Text provided ->

Several commenters noted that the College cannot canonize new saints. However, we feel that registering a name that uses the descriptive Saint does not do this, but rather follows a well documented medieval tradition of local shrines and saints who may or may not be recognized by the hierarchy in Rome. In addition, this would not be the first such registration; the College of St. Bunstable, a group name formed from a fictional saint's name, was registered in August 1981, and in August 1990, the College of Saint Joan was registered although Joan of Arc was not canonized until 1920. While philosophically, it is certainly better recreation to use a real-life saint's name when using this model to create an order name, there is no reason why these sorts of construction should not be allowed the same latitude allowed by our rules for other constructed names. The name William the Cooper is a well-formed English name whose elements can all be documented to period, therefore Saint William the Cooper is an expected construction. [Caer Galen, Barony of. Order name Order of Saint William the Cooper, 7/2006 LoAR, A-Outlands]

A bell is a standard heraldic charge. According to the updated Pictorial Dictionary of Heraldry "[t]he bell is an ancient charge, dating from c.1295 in the allusive arms of Porter [ANA2 127]." (http://mistholme.com/?s=Bell).

The spelling bell is period. The Middle English Dictionary s.v. belle (n.1) gives an example of this spelling dated to 1500: a1500 RHood & M.(Cmb Ff.5.48) st.73: The scheref fond þe jaylier ded, The comyn bell made he ryng.

The Barony prefers the name as the Order of Irons Bell rather than Order of Saint Irons Bell.

If Order of Irons Bell is found not to be registerable, the Barony would prefer the Order of Iron. The May 2011 LoAR states that "[a] given name can be used to create an order name (one named after a founder or inspiration)." [Order of Taillefer, 5/2011 LoAR, A-Lochac].

Source data ->
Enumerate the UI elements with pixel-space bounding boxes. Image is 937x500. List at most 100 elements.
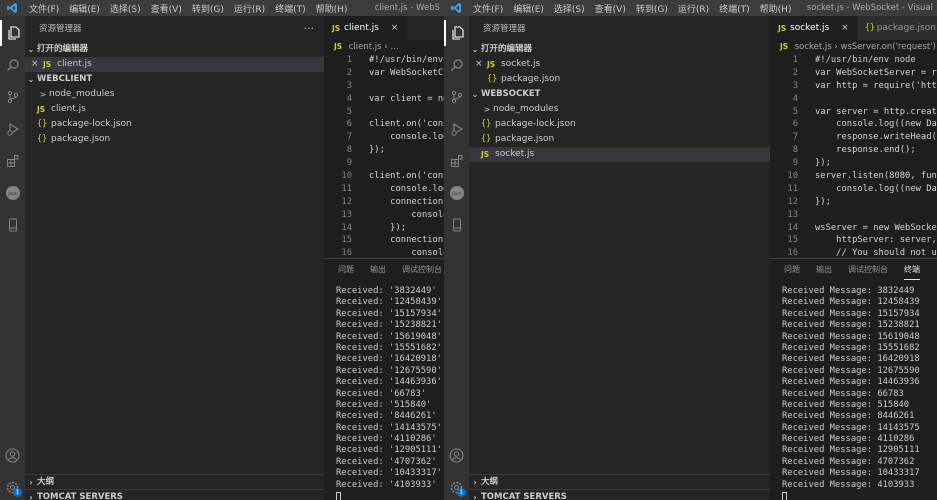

Work to complete ->
A: State whether each statement agrees with the text on heraldic order names. Answer yes or no and quote the deciding words of that text. (i) The College of Saint Joan was registered in August 1990. (ii) The Barony prefers Order of Saint Irons Bell to Order of Irons Bell. (iii) The Middle English Dictionary example of the spelling bell is dated to 1295.
B: Extend the text on heraldic order names, beginning after its final sentence.

Answers to the problems ->
A:
(i) Yes: "in August 1990, the College of Saint Joan was registered"
(ii) No: "The Barony prefers the name as the Order of Irons Bell rather than Order of Saint Irons Bell."
(iii) No: "gives an example of this spelling dated to 1500"

B:
7: Carillion, Barony of -Resub Badge

OSCAR finds the name registered exactly as it appears in May of 1986, via the East

(Fieldless) A bell per pale sable and Or

This submission is to be associated with Order of Irons Bell

This is a resubmission of the badge (Fieldless) A bell per pale Or and sable, which was returned on the October 2012 LoAR for conflict with the badge of the badge of Yrjö Kirjawiisas, Per pale sable and Or, a vair bell throughout counterchanged. While there was a CD/DC for fieldlessness, there was nothing for the difference between a vair bell and a bell.

Swapping the tinctures in this resubmission provides the necessary second DC pursuant to SENA A.5.G.3.a, which states "[t]here is a distinct change (DC) for swapping or rotating the tinctures of a charge group evenly divided into two, three, or four parts."


8: Carillion, Barony of -Resub Badge

OSCAR finds the name registered exactly as it appears in May of 1986, via the East

(Fieldless) On a chalice bendwise sable, a bell palewise Or

This submission is to be associated with Order of Sante Ruprecht

This is a resubmission of the badge (Fieldless) A man rampant conjoined in pale with a bell sable, which was returned on the June 2014 East Kingdom Letter of Decision for use of a rampant human (barred by precedent) and the unidentifiability of the charges. This is a complete redesign.

The Order Name Order of Sante Ruprecht was registered to the Barony in November 2012.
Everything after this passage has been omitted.